→ **Description of the task**: Each line below either holds the string "Tháng" or doesn't. Count those that do and give only the number.
------------------------
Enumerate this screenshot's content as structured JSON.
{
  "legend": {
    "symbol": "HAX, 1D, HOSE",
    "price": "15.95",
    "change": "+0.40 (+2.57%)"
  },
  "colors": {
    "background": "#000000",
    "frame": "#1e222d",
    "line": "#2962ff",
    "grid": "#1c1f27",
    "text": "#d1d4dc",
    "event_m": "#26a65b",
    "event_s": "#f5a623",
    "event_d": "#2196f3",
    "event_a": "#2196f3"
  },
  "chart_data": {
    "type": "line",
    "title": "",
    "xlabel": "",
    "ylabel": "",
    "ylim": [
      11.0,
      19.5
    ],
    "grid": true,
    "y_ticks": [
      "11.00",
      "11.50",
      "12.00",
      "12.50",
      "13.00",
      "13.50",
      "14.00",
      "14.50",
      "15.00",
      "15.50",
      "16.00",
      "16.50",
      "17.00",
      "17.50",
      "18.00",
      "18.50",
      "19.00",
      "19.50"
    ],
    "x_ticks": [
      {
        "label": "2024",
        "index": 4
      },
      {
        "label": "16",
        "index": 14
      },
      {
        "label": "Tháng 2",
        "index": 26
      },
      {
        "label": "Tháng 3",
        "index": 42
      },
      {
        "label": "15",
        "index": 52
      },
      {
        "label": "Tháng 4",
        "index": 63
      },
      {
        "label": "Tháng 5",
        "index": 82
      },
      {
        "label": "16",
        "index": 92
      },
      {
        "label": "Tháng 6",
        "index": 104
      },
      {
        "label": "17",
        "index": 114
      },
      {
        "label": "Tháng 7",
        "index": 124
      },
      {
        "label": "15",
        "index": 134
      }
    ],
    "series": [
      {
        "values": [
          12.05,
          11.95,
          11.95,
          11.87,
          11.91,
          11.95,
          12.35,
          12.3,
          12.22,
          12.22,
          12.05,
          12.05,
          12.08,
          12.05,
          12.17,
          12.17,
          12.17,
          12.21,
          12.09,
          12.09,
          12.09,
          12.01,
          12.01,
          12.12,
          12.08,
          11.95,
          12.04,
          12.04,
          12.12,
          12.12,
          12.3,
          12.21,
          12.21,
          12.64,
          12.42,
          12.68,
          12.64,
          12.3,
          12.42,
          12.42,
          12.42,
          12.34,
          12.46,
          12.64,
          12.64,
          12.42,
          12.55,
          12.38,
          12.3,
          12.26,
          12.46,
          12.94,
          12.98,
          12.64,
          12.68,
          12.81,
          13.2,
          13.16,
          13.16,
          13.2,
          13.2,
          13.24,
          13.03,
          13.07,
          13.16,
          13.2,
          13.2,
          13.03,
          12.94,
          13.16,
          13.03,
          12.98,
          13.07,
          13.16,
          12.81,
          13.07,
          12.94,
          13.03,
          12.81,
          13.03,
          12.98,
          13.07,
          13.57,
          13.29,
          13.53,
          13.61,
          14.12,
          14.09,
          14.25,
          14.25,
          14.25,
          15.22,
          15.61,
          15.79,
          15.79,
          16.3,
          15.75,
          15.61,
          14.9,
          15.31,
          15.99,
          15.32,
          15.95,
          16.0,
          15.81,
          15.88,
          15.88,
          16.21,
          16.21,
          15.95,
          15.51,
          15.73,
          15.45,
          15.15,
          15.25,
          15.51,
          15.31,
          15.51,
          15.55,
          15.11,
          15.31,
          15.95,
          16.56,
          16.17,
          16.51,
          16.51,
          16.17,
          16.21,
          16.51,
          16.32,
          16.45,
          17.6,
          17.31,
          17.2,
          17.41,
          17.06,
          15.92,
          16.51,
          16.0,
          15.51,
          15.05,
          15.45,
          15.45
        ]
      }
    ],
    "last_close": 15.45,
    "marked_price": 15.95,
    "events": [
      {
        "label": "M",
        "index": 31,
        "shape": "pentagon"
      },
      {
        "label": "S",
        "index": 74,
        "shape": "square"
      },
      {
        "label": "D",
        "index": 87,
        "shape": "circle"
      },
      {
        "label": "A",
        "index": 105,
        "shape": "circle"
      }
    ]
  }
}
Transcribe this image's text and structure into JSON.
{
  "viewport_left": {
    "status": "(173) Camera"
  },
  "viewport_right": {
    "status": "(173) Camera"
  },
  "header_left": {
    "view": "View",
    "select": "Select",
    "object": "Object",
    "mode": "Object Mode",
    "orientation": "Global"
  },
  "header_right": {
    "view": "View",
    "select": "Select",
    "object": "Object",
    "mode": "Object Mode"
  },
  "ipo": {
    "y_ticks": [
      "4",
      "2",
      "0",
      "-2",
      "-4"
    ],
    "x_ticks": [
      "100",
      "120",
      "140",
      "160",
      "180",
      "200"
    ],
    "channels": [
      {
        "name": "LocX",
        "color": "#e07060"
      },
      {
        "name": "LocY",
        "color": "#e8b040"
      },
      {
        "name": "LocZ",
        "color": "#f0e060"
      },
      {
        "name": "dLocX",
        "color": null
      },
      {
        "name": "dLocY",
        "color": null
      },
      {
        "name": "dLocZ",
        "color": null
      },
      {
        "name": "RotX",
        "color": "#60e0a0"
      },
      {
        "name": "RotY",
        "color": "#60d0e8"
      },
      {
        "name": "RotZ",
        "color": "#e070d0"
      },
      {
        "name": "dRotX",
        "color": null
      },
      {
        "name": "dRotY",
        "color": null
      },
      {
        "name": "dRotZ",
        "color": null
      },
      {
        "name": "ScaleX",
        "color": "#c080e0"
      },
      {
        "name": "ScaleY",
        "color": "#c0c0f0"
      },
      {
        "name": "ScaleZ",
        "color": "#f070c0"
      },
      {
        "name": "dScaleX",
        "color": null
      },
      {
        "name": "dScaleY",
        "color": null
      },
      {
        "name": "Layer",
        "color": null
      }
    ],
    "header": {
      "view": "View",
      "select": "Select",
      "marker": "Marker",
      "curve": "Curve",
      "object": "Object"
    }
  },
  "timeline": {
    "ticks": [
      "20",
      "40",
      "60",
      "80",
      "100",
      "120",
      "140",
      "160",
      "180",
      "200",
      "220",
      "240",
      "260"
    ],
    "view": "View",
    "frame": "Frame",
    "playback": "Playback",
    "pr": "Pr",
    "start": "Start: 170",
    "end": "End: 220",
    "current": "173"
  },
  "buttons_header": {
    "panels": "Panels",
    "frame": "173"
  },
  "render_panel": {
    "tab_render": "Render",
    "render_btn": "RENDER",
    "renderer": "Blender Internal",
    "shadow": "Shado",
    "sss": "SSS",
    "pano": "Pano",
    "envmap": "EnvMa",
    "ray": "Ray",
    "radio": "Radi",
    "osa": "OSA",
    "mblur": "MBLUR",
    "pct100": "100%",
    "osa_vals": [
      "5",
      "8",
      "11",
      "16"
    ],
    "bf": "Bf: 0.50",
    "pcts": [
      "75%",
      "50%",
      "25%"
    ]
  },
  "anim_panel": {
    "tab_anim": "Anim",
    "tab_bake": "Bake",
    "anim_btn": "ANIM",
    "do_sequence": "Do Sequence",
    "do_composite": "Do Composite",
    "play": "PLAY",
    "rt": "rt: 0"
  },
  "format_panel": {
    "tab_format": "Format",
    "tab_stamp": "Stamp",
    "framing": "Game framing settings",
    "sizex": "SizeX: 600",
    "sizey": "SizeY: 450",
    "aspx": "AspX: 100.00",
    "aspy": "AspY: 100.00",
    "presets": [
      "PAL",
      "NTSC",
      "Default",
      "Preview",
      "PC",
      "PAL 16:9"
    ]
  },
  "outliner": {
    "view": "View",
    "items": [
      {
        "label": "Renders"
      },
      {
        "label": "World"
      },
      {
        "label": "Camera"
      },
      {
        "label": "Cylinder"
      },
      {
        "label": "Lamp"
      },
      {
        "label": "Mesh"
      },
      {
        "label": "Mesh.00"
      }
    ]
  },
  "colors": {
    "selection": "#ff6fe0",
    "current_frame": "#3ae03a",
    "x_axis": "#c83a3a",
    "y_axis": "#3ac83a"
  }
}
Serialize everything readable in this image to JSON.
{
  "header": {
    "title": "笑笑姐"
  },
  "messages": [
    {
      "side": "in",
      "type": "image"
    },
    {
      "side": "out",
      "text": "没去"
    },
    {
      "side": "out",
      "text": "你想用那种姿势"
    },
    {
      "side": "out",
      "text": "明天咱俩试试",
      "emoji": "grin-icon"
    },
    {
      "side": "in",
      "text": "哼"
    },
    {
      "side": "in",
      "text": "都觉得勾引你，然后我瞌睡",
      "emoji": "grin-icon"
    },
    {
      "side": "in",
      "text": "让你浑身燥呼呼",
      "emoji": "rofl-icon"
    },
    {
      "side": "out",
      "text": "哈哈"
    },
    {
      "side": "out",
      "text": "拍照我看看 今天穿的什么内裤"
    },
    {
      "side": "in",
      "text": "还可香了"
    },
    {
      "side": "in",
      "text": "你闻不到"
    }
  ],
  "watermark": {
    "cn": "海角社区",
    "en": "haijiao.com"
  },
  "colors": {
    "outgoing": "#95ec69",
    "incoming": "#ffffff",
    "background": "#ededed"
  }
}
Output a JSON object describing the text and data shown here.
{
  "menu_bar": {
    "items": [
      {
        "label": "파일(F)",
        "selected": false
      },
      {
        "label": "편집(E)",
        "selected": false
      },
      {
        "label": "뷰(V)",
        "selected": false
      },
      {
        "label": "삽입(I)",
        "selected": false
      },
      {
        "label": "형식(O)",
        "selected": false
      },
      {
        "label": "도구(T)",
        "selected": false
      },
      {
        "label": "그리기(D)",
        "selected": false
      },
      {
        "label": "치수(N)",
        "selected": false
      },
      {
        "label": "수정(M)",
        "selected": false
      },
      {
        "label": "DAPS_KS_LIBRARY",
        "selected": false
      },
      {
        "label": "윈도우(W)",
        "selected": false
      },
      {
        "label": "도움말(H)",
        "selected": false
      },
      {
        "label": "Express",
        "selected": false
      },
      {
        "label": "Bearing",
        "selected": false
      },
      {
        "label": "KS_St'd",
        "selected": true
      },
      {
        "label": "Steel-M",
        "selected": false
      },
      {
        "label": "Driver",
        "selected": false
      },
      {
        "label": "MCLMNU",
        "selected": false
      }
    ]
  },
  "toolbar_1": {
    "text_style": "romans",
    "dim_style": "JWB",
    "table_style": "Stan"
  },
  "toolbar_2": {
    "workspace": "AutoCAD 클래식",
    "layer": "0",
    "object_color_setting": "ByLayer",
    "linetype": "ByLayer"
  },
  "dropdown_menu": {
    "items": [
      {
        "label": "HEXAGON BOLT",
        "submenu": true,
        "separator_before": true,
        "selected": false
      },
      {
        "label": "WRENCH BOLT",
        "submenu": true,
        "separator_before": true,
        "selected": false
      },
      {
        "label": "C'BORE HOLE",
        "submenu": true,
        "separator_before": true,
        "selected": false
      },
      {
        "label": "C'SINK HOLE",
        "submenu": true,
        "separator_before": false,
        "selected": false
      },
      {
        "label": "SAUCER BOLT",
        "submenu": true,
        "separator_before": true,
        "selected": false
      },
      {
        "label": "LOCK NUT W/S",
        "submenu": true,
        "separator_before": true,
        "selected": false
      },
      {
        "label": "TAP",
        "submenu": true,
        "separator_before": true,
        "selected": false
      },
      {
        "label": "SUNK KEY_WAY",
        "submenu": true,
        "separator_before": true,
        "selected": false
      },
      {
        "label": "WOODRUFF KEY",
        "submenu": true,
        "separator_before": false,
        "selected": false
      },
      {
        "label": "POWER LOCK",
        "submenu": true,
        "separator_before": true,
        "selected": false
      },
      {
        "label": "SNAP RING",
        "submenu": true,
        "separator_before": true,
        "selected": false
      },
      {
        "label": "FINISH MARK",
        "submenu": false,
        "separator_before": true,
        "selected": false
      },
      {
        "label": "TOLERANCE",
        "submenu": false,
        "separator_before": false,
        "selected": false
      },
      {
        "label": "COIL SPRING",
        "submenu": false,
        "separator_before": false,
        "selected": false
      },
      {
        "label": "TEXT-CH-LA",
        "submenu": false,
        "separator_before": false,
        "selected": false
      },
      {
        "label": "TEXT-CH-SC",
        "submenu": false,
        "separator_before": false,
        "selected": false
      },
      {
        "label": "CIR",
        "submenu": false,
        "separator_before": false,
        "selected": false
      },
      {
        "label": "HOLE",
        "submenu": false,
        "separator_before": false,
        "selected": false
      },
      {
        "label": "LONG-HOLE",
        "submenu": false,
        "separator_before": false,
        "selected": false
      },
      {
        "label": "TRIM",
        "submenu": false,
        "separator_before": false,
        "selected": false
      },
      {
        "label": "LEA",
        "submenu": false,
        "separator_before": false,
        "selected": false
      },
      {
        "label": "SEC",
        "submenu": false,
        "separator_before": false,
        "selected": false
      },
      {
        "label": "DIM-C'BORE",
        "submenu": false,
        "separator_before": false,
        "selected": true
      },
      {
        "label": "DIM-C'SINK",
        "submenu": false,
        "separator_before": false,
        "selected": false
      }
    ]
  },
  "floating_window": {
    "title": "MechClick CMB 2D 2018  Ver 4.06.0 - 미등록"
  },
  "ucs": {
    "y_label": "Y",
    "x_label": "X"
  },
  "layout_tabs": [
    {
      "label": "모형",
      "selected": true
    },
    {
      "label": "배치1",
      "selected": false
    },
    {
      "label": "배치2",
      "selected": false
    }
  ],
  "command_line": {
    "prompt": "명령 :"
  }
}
------------------------
→ **Output of the task**: 6